(A run of records)
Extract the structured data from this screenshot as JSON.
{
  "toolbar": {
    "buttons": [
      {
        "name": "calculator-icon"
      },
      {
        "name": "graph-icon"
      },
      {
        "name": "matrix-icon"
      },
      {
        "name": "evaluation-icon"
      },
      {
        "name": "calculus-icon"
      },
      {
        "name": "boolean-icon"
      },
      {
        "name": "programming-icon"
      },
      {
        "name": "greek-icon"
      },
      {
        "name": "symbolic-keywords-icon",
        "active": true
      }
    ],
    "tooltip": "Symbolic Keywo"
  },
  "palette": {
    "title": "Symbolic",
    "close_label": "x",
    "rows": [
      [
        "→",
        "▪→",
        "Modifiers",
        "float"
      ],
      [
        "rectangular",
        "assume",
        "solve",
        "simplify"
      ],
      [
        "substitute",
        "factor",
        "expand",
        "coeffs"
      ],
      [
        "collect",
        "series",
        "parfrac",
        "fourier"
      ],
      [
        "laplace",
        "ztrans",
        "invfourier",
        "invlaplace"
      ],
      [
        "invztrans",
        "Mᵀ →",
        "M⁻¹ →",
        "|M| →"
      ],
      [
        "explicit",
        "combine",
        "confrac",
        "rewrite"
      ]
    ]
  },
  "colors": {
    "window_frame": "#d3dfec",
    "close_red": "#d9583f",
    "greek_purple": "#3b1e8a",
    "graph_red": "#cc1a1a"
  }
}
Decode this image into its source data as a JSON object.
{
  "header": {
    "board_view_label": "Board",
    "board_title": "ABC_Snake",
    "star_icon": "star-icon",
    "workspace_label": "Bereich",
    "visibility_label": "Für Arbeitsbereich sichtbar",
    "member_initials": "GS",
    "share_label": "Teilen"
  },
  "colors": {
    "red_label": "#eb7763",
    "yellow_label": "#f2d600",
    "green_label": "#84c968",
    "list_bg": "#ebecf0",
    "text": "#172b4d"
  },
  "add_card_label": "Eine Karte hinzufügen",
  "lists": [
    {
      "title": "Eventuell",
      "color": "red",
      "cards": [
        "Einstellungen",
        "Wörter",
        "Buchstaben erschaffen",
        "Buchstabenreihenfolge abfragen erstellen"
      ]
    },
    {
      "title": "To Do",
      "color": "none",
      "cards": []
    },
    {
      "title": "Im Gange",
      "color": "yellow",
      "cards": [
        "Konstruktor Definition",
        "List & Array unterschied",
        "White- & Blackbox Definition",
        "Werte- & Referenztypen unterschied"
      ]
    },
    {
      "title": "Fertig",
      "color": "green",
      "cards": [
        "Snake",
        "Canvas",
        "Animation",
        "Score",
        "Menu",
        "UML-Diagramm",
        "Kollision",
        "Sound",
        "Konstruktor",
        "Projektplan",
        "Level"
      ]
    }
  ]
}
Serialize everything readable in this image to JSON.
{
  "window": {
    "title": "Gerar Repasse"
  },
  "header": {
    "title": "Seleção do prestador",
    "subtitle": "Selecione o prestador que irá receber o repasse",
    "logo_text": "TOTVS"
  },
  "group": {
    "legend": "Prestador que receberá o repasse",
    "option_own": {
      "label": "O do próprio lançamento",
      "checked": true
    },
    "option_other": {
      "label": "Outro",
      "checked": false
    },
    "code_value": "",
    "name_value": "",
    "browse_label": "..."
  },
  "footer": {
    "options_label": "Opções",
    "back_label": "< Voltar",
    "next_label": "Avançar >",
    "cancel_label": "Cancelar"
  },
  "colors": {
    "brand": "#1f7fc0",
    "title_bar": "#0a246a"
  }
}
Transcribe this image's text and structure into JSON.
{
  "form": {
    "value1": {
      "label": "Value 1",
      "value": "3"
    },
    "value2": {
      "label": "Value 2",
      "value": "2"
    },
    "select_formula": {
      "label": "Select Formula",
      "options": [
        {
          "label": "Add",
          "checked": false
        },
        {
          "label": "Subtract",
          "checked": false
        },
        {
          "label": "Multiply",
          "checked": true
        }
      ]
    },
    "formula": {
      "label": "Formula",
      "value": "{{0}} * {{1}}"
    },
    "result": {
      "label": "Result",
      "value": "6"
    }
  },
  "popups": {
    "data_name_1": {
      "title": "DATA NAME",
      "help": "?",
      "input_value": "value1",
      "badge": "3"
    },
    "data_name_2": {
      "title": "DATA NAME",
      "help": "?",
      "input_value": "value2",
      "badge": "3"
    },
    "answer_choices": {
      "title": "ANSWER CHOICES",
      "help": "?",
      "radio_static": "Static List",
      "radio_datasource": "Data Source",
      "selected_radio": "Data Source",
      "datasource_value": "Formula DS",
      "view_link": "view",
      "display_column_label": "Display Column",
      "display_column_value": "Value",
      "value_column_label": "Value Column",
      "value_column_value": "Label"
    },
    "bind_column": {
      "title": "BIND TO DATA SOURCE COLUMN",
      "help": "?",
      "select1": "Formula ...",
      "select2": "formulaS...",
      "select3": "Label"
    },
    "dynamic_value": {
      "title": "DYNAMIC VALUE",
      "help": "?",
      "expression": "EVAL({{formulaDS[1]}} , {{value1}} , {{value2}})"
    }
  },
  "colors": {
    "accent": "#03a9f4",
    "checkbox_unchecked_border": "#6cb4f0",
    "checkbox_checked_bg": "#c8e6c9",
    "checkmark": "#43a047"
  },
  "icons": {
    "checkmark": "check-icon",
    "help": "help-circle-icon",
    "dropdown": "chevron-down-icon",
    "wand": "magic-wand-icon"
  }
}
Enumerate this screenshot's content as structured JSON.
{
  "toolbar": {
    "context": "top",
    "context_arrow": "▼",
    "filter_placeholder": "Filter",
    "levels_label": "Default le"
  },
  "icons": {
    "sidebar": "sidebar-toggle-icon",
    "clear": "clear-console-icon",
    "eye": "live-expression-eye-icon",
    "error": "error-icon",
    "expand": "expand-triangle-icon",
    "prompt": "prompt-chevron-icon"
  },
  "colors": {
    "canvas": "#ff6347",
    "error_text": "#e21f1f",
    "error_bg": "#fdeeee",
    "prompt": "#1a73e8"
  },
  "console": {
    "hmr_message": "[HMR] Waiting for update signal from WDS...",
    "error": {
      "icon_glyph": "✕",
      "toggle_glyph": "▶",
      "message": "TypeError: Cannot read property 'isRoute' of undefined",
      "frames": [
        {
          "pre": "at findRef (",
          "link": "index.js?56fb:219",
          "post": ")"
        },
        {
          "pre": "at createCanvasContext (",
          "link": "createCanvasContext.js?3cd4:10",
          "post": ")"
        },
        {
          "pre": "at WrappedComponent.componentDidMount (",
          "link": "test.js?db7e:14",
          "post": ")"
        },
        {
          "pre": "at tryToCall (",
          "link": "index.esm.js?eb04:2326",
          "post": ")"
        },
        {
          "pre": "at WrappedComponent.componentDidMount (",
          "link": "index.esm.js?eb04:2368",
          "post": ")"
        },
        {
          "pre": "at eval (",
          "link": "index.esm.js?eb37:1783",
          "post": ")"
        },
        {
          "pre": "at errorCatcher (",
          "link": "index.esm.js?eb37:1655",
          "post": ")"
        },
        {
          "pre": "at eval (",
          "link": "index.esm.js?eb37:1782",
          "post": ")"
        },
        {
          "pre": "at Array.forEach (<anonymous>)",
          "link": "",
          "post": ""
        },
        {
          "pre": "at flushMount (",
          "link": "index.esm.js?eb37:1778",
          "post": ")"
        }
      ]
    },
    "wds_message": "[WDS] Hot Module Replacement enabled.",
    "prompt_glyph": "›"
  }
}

_PROBLEM TO WORK ON_. Reproduce the complete data exactly as presented above.

_COMPLETE OUTPUT_.
Extract the structured data from this screenshot as JSON.
{
  "toolbar": {
    "buttons": [
      {
        "name": "calculator-icon"
      },
      {
        "name": "graph-icon"
      },
      {
        "name": "matrix-icon"
      },
      {
        "name": "evaluation-icon"
      },
      {
        "name": "calculus-icon"
      },
      {
        "name": "boolean-icon"
      },
      {
        "name": "programming-icon"
      },
      {
        "name": "greek-icon"
      },
      {
        "name": "symbolic-keywords-icon",
        "active": true
      }
    ],
    "tooltip": "Symbolic Keywo"
  },
  "palette": {
    "title": "Symbolic",
    "close_label": "x",
    "rows": [
      [
        "→",
        "▪→",
        "Modifiers",
        "float"
      ],
      [
        "rectangular",
        "assume",
        "solve",
        "simplify"
      ],
      [
        "substitute",
        "factor",
        "expand",
        "coeffs"
      ],
      [
        "collect",
        "series",
        "parfrac",
        "fourier"
      ],
      [
        "laplace",
        "ztrans",
        "invfourier",
        "invlaplace"
      ],
      [
        "invztrans",
        "Mᵀ →",
        "M⁻¹ →",
        "|M| →"
      ],
      [
        "explicit",
        "combine",
        "confrac",
        "rewrite"
      ]
    ]
  },
  "colors": {
    "window_frame": "#d3dfec",
    "close_red": "#d9583f",
    "greek_purple": "#3b1e8a",
    "graph_red": "#cc1a1a"
  }
}
Decode this image into its source data as a JSON object.
{
  "header": {
    "board_view_label": "Board",
    "board_title": "ABC_Snake",
    "star_icon": "star-icon",
    "workspace_label": "Bereich",
    "visibility_label": "Für Arbeitsbereich sichtbar",
    "member_initials": "GS",
    "share_label": "Teilen"
  },
  "colors": {
    "red_label": "#eb7763",
    "yellow_label": "#f2d600",
    "green_label": "#84c968",
    "list_bg": "#ebecf0",
    "text": "#172b4d"
  },
  "add_card_label": "Eine Karte hinzufügen",
  "lists": [
    {
      "title": "Eventuell",
      "color": "red",
      "cards": [
        "Einstellungen",
        "Wörter",
        "Buchstaben erschaffen",
        "Buchstabenreihenfolge abfragen erstellen"
      ]
    },
    {
      "title": "To Do",
      "color": "none",
      "cards": []
    },
    {
      "title": "Im Gange",
      "color": "yellow",
      "cards": [
        "Konstruktor Definition",
        "List & Array unterschied",
        "White- & Blackbox Definition",
        "Werte- & Referenztypen unterschied"
      ]
    },
    {
      "title": "Fertig",
      "color": "green",
      "cards": [
        "Snake",
        "Canvas",
        "Animation",
        "Score",
        "Menu",
        "UML-Diagramm",
        "Kollision",
        "Sound",
        "Konstruktor",
        "Projektplan",
        "Level"
      ]
    }
  ]
}
Serialize everything readable in this image to JSON.
{
  "window": {
    "title": "Gerar Repasse"
  },
  "header": {
    "title": "Seleção do prestador",
    "subtitle": "Selecione o prestador que irá receber o repasse",
    "logo_text": "TOTVS"
  },
  "group": {
    "legend": "Prestador que receberá o repasse",
    "option_own": {
      "label": "O do próprio lançamento",
      "checked": true
    },
    "option_other": {
      "label": "Outro",
      "checked": false
    },
    "code_value": "",
    "name_value": "",
    "browse_label": "..."
  },
  "footer": {
    "options_label": "Opções",
    "back_label": "< Voltar",
    "next_label": "Avançar >",
    "cancel_label": "Cancelar"
  },
  "colors": {
    "brand": "#1f7fc0",
    "title_bar": "#0a246a"
  }
}
Transcribe this image's text and structure into JSON.
{
  "form": {
    "value1": {
      "label": "Value 1",
      "value": "3"
    },
    "value2": {
      "label": "Value 2",
      "value": "2"
    },
    "select_formula": {
      "label": "Select Formula",
      "options": [
        {
          "label": "Add",
          "checked": false
        },
        {
          "label": "Subtract",
          "checked": false
        },
        {
          "label": "Multiply",
          "checked": true
        }
      ]
    },
    "formula": {
      "label": "Formula",
      "value": "{{0}} * {{1}}"
    },
    "result": {
      "label": "Result",
      "value": "6"
    }
  },
  "popups": {
    "data_name_1": {
      "title": "DATA NAME",
      "help": "?",
      "input_value": "value1",
      "badge": "3"
    },
    "data_name_2": {
      "title": "DATA NAME",
      "help": "?",
      "input_value": "value2",
      "badge": "3"
    },
    "answer_choices": {
      "title": "ANSWER CHOICES",
      "help": "?",
      "radio_static": "Static List",
      "radio_datasource": "Data Source",
      "selected_radio": "Data Source",
      "datasource_value": "Formula DS",
      "view_link": "view",
      "display_column_label": "Display Column",
      "display_column_value": "Value",
      "value_column_label": "Value Column",
      "value_column_value": "Label"
    },
    "bind_column": {
      "title": "BIND TO DATA SOURCE COLUMN",
      "help": "?",
      "select1": "Formula ...",
      "select2": "formulaS...",
      "select3": "Label"
    },
    "dynamic_value": {
      "title": "DYNAMIC VALUE",
      "help": "?",
      "expression": "EVAL({{formulaDS[1]}} , {{value1}} , {{value2}})"
    }
  },
  "colors": {
    "accent": "#03a9f4",
    "checkbox_unchecked_border": "#6cb4f0",
    "checkbox_checked_bg": "#c8e6c9",
    "checkmark": "#43a047"
  },
  "icons": {
    "checkmark": "check-icon",
    "help": "help-circle-icon",
    "dropdown": "chevron-down-icon",
    "wand": "magic-wand-icon"
  }
}
Enumerate this screenshot's content as structured JSON.
{
  "toolbar": {
    "context": "top",
    "context_arrow": "▼",
    "filter_placeholder": "Filter",
    "levels_label": "Default le"
  },
  "icons": {
    "sidebar": "sidebar-toggle-icon",
    "clear": "clear-console-icon",
    "eye": "live-expression-eye-icon",
    "error": "error-icon",
    "expand": "expand-triangle-icon",
    "prompt": "prompt-chevron-icon"
  },
  "colors": {
    "canvas": "#ff6347",
    "error_text": "#e21f1f",
    "error_bg": "#fdeeee",
    "prompt": "#1a73e8"
  },
  "console": {
    "hmr_message": "[HMR] Waiting for update signal from WDS...",
    "error": {
      "icon_glyph": "✕",
      "toggle_glyph": "▶",
      "message": "TypeError: Cannot read property 'isRoute' of undefined",
      "frames": [
        {
          "pre": "at findRef (",
          "link": "index.js?56fb:219",
          "post": ")"
        },
        {
          "pre": "at createCanvasContext (",
          "link": "createCanvasContext.js?3cd4:10",
          "post": ")"
        },
        {
          "pre": "at WrappedComponent.componentDidMount (",
          "link": "test.js?db7e:14",
          "post": ")"
        },
        {
          "pre": "at tryToCall (",
          "link": "index.esm.js?eb04:2326",
          "post": ")"
        },
        {
          "pre": "at WrappedComponent.componentDidMount (",
          "link": "index.esm.js?eb04:2368",
          "post": ")"
        },
        {
          "pre": "at eval (",
          "link": "index.esm.js?eb37:1783",
          "post": ")"
        },
        {
          "pre": "at errorCatcher (",
          "link": "index.esm.js?eb37:1655",
          "post": ")"
        },
        {
          "pre": "at eval (",
          "link": "index.esm.js?eb37:1782",
          "post": ")"
        },
        {
          "pre": "at Array.forEach (<anonymous>)",
          "link": "",
          "post": ""
        },
        {
          "pre": "at flushMount (",
          "link": "index.esm.js?eb37:1778",
          "post": ")"
        }
      ]
    },
    "wds_message": "[WDS] Hot Module Replacement enabled.",
    "prompt_glyph": "›"
  }
}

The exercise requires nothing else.